DATA EXTRACT
________________
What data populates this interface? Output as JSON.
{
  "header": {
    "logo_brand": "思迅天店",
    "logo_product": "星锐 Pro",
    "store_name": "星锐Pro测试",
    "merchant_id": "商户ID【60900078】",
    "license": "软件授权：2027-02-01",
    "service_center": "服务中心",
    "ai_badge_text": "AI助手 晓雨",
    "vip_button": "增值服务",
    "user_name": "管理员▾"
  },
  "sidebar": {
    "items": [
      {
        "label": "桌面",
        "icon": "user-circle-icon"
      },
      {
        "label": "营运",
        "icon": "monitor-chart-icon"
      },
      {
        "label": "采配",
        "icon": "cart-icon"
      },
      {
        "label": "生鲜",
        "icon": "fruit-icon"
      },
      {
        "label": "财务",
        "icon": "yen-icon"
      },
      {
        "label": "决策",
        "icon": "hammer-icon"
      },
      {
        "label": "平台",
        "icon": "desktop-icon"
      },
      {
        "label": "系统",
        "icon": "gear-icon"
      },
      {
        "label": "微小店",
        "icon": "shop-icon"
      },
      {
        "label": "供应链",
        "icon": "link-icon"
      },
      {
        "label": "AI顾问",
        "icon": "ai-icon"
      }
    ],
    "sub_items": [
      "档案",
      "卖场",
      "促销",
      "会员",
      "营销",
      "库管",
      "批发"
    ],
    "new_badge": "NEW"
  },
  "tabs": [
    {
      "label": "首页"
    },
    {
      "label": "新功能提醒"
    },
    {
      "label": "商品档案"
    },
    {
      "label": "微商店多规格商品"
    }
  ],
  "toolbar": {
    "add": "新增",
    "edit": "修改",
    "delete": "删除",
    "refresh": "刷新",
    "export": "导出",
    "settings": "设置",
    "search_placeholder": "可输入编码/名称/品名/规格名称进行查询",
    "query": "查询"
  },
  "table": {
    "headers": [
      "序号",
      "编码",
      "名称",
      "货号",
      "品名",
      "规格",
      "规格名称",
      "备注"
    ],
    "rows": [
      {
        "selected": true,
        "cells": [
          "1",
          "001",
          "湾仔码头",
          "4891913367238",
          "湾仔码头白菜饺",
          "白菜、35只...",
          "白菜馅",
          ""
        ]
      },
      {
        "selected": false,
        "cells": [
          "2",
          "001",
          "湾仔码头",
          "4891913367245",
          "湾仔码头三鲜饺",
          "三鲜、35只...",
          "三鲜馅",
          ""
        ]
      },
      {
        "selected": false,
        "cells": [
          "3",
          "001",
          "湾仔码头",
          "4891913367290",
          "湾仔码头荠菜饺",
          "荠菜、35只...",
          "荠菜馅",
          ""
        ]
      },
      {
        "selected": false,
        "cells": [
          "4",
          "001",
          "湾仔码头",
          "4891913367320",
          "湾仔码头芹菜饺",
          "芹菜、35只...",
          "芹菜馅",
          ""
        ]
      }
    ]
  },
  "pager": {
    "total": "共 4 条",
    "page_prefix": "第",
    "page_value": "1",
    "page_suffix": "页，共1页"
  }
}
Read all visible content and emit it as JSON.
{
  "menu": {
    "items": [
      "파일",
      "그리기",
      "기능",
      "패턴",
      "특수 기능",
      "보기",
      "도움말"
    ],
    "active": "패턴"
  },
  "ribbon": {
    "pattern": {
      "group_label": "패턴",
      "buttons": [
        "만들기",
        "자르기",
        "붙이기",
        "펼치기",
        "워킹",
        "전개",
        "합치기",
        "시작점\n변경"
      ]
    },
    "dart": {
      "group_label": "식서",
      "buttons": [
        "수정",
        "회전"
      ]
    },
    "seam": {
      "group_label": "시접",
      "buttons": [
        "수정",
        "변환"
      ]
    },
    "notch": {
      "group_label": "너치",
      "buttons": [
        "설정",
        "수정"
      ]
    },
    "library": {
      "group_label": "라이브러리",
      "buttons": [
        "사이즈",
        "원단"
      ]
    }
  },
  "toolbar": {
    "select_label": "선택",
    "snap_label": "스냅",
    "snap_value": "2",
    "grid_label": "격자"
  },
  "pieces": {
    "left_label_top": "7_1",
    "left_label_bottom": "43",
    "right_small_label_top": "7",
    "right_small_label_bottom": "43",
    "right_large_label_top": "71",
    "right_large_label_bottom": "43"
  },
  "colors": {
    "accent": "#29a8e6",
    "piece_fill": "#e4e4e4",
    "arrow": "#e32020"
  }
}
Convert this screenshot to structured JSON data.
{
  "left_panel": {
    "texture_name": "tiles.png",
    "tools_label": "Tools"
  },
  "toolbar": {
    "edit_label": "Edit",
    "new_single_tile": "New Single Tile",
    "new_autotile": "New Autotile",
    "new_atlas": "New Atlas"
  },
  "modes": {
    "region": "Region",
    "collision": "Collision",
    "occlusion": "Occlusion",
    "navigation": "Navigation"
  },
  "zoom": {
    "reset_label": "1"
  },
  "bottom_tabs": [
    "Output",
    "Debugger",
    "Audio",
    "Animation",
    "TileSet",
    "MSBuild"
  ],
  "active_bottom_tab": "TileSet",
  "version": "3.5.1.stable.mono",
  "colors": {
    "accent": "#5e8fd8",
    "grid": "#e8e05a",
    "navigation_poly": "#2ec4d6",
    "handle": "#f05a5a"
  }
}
________________
AIM OF THE TASK
Extract the data in full. Keep it word for word.

WRITTEN SOLUTION
What data populates this interface? Output as JSON.
{
  "header": {
    "logo_brand": "思迅天店",
    "logo_product": "星锐 Pro",
    "store_name": "星锐Pro测试",
    "merchant_id": "商户ID【60900078】",
    "license": "软件授权：2027-02-01",
    "service_center": "服务中心",
    "ai_badge_text": "AI助手 晓雨",
    "vip_button": "增值服务",
    "user_name": "管理员▾"
  },
  "sidebar": {
    "items": [
      {
        "label": "桌面",
        "icon": "user-circle-icon"
      },
      {
        "label": "营运",
        "icon": "monitor-chart-icon"
      },
      {
        "label": "采配",
        "icon": "cart-icon"
      },
      {
        "label": "生鲜",
        "icon": "fruit-icon"
      },
      {
        "label": "财务",
        "icon": "yen-icon"
      },
      {
        "label": "决策",
        "icon": "hammer-icon"
      },
      {
        "label": "平台",
        "icon": "desktop-icon"
      },
      {
        "label": "系统",
        "icon": "gear-icon"
      },
      {
        "label": "微小店",
        "icon": "shop-icon"
      },
      {
        "label": "供应链",
        "icon": "link-icon"
      },
      {
        "label": "AI顾问",
        "icon": "ai-icon"
      }
    ],
    "sub_items": [
      "档案",
      "卖场",
      "促销",
      "会员",
      "营销",
      "库管",
      "批发"
    ],
    "new_badge": "NEW"
  },
  "tabs": [
    {
      "label": "首页"
    },
    {
      "label": "新功能提醒"
    },
    {
      "label": "商品档案"
    },
    {
      "label": "微商店多规格商品"
    }
  ],
  "toolbar": {
    "add": "新增",
    "edit": "修改",
    "delete": "删除",
    "refresh": "刷新",
    "export": "导出",
    "settings": "设置",
    "search_placeholder": "可输入编码/名称/品名/规格名称进行查询",
    "query": "查询"
  },
  "table": {
    "headers": [
      "序号",
      "编码",
      "名称",
      "货号",
      "品名",
      "规格",
      "规格名称",
      "备注"
    ],
    "rows": [
      {
        "selected": true,
        "cells": [
          "1",
          "001",
          "湾仔码头",
          "4891913367238",
          "湾仔码头白菜饺",
          "白菜、35只...",
          "白菜馅",
          ""
        ]
      },
      {
        "selected": false,
        "cells": [
          "2",
          "001",
          "湾仔码头",
          "4891913367245",
          "湾仔码头三鲜饺",
          "三鲜、35只...",
          "三鲜馅",
          ""
        ]
      },
      {
        "selected": false,
        "cells": [
          "3",
          "001",
          "湾仔码头",
          "4891913367290",
          "湾仔码头荠菜饺",
          "荠菜、35只...",
          "荠菜馅",
          ""
        ]
      },
      {
        "selected": false,
        "cells": [
          "4",
          "001",
          "湾仔码头",
          "4891913367320",
          "湾仔码头芹菜饺",
          "芹菜、35只...",
          "芹菜馅",
          ""
        ]
      }
    ]
  },
  "pager": {
    "total": "共 4 条",
    "page_prefix": "第",
    "page_value": "1",
    "page_suffix": "页，共1页"
  }
}
Read all visible content and emit it as JSON.
{
  "menu": {
    "items": [
      "파일",
      "그리기",
      "기능",
      "패턴",
      "특수 기능",
      "보기",
      "도움말"
    ],
    "active": "패턴"
  },
  "ribbon": {
    "pattern": {
      "group_label": "패턴",
      "buttons": [
        "만들기",
        "자르기",
        "붙이기",
        "펼치기",
        "워킹",
        "전개",
        "합치기",
        "시작점\n변경"
      ]
    },
    "dart": {
      "group_label": "식서",
      "buttons": [
        "수정",
        "회전"
      ]
    },
    "seam": {
      "group_label": "시접",
      "buttons": [
        "수정",
        "변환"
      ]
    },
    "notch": {
      "group_label": "너치",
      "buttons": [
        "설정",
        "수정"
      ]
    },
    "library": {
      "group_label": "라이브러리",
      "buttons": [
        "사이즈",
        "원단"
      ]
    }
  },
  "toolbar": {
    "select_label": "선택",
    "snap_label": "스냅",
    "snap_value": "2",
    "grid_label": "격자"
  },
  "pieces": {
    "left_label_top": "7_1",
    "left_label_bottom": "43",
    "right_small_label_top": "7",
    "right_small_label_bottom": "43",
    "right_large_label_top": "71",
    "right_large_label_bottom": "43"
  },
  "colors": {
    "accent": "#29a8e6",
    "piece_fill": "#e4e4e4",
    "arrow": "#e32020"
  }
}
Convert this screenshot to structured JSON data.
{
  "left_panel": {
    "texture_name": "tiles.png",
    "tools_label": "Tools"
  },
  "toolbar": {
    "edit_label": "Edit",
    "new_single_tile": "New Single Tile",
    "new_autotile": "New Autotile",
    "new_atlas": "New Atlas"
  },
  "modes": {
    "region": "Region",
    "collision": "Collision",
    "occlusion": "Occlusion",
    "navigation": "Navigation"
  },
  "zoom": {
    "reset_label": "1"
  },
  "bottom_tabs": [
    "Output",
    "Debugger",
    "Audio",
    "Animation",
    "TileSet",
    "MSBuild"
  ],
  "active_bottom_tab": "TileSet",
  "version": "3.5.1.stable.mono",
  "colors": {
    "accent": "#5e8fd8",
    "grid": "#e8e05a",
    "navigation_poly": "#2ec4d6",
    "handle": "#f05a5a"
  }
}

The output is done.